• [DATA PROVIDED]
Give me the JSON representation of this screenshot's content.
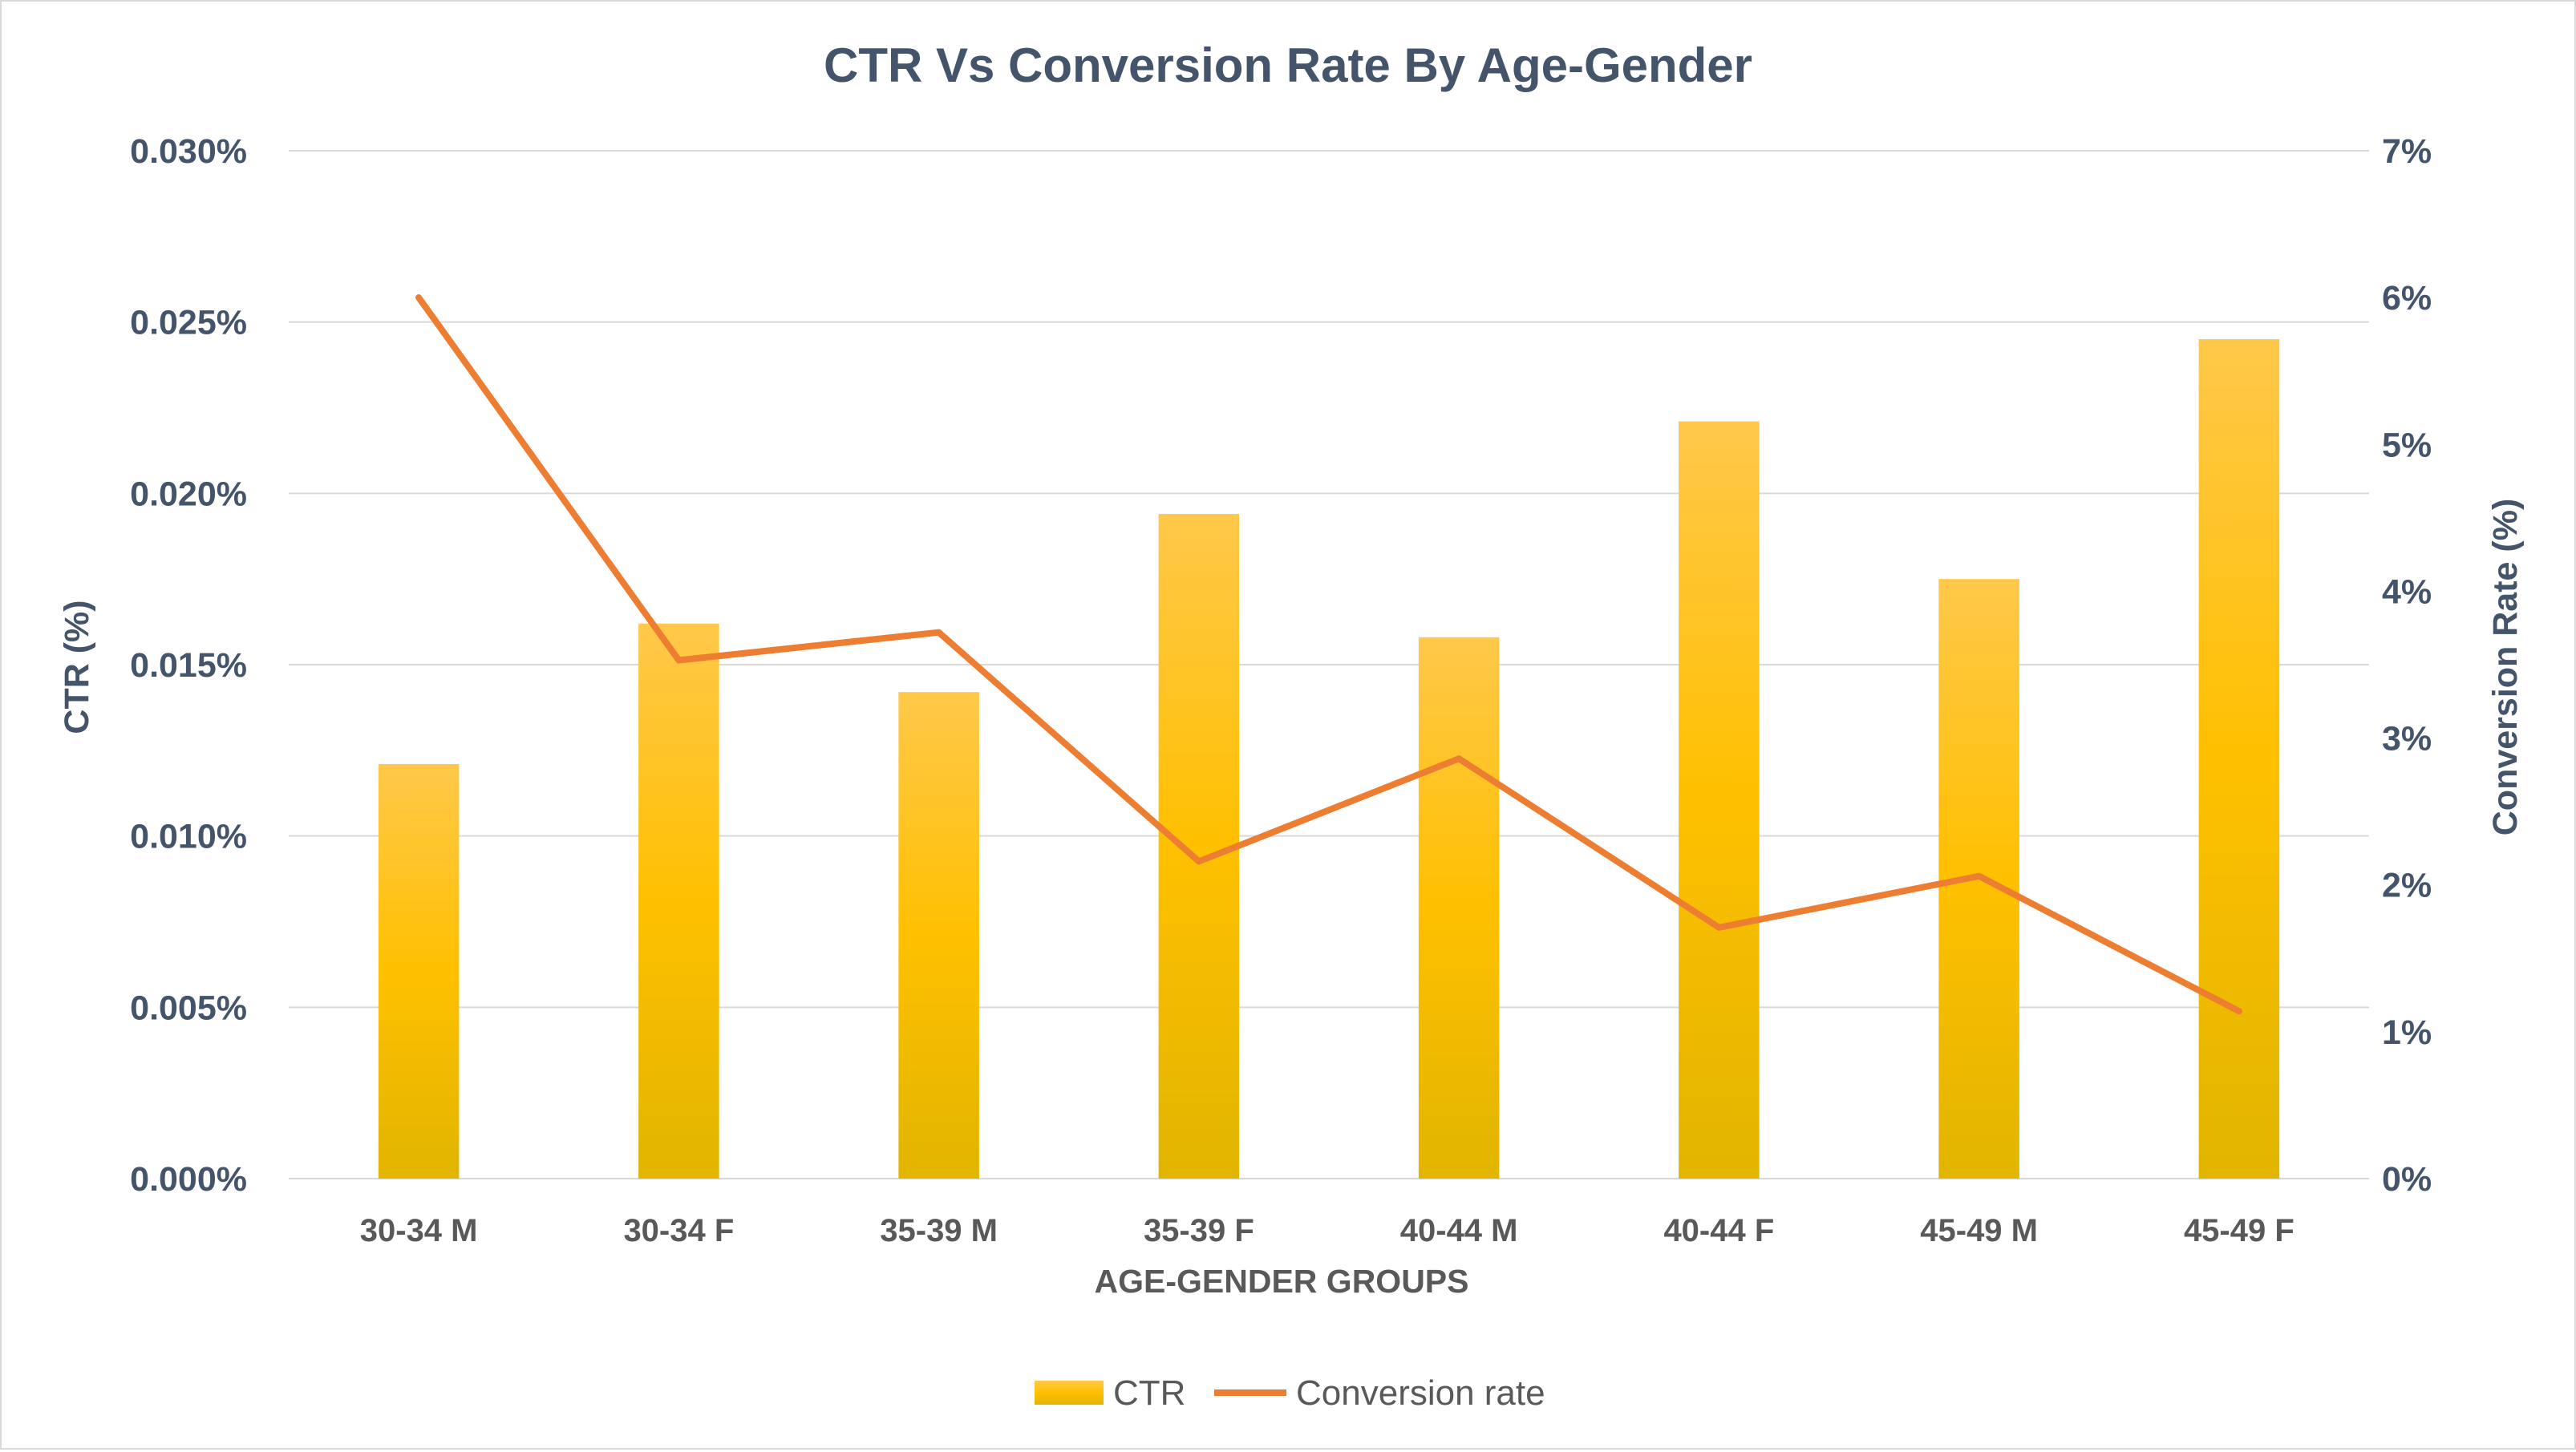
{
  "chart_data": {
    "type": "bar",
    "title": "CTR Vs Conversion Rate By Age-Gender",
    "xlabel": "AGE-GENDER GROUPS",
    "ylabel": "CTR (%)",
    "y2label": "Conversion Rate (%)",
    "categories": [
      "30-34 M",
      "30-34 F",
      "35-39 M",
      "35-39 F",
      "40-44 M",
      "40-44 F",
      "45-49 M",
      "45-49 F"
    ],
    "ylim": [
      0,
      0.03
    ],
    "y2lim": [
      0,
      7
    ],
    "yticks": [
      "0.000%",
      "0.005%",
      "0.010%",
      "0.015%",
      "0.020%",
      "0.025%",
      "0.030%"
    ],
    "y2ticks": [
      "0%",
      "1%",
      "2%",
      "3%",
      "4%",
      "5%",
      "6%",
      "7%"
    ],
    "grid": true,
    "legend_position": "bottom",
    "series": [
      {
        "name": "CTR",
        "type": "bar",
        "axis": "left",
        "color": "#ffc000",
        "values": [
          0.0121,
          0.0162,
          0.0142,
          0.0194,
          0.0158,
          0.0221,
          0.0175,
          0.0245
        ]
      },
      {
        "name": "Conversion rate",
        "type": "line",
        "axis": "right",
        "color": "#ed7d31",
        "values": [
          6.0,
          3.53,
          3.72,
          2.16,
          2.86,
          1.71,
          2.06,
          1.14
        ]
      }
    ]
  }
}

• [WHAT IS BEING ASKED] Write the entries above out in full, exactly, with no images.

• [WRITTEN SOLUTION]
Give me the JSON representation of this screenshot's content.
{
  "chart_data": {
    "type": "bar",
    "title": "CTR Vs Conversion Rate By Age-Gender",
    "xlabel": "AGE-GENDER GROUPS",
    "ylabel": "CTR (%)",
    "y2label": "Conversion Rate (%)",
    "categories": [
      "30-34 M",
      "30-34 F",
      "35-39 M",
      "35-39 F",
      "40-44 M",
      "40-44 F",
      "45-49 M",
      "45-49 F"
    ],
    "ylim": [
      0,
      0.03
    ],
    "y2lim": [
      0,
      7
    ],
    "yticks": [
      "0.000%",
      "0.005%",
      "0.010%",
      "0.015%",
      "0.020%",
      "0.025%",
      "0.030%"
    ],
    "y2ticks": [
      "0%",
      "1%",
      "2%",
      "3%",
      "4%",
      "5%",
      "6%",
      "7%"
    ],
    "grid": true,
    "legend_position": "bottom",
    "series": [
      {
        "name": "CTR",
        "type": "bar",
        "axis": "left",
        "color": "#ffc000",
        "values": [
          0.0121,
          0.0162,
          0.0142,
          0.0194,
          0.0158,
          0.0221,
          0.0175,
          0.0245
        ]
      },
      {
        "name": "Conversion rate",
        "type": "line",
        "axis": "right",
        "color": "#ed7d31",
        "values": [
          6.0,
          3.53,
          3.72,
          2.16,
          2.86,
          1.71,
          2.06,
          1.14
        ]
      }
    ]
  }
}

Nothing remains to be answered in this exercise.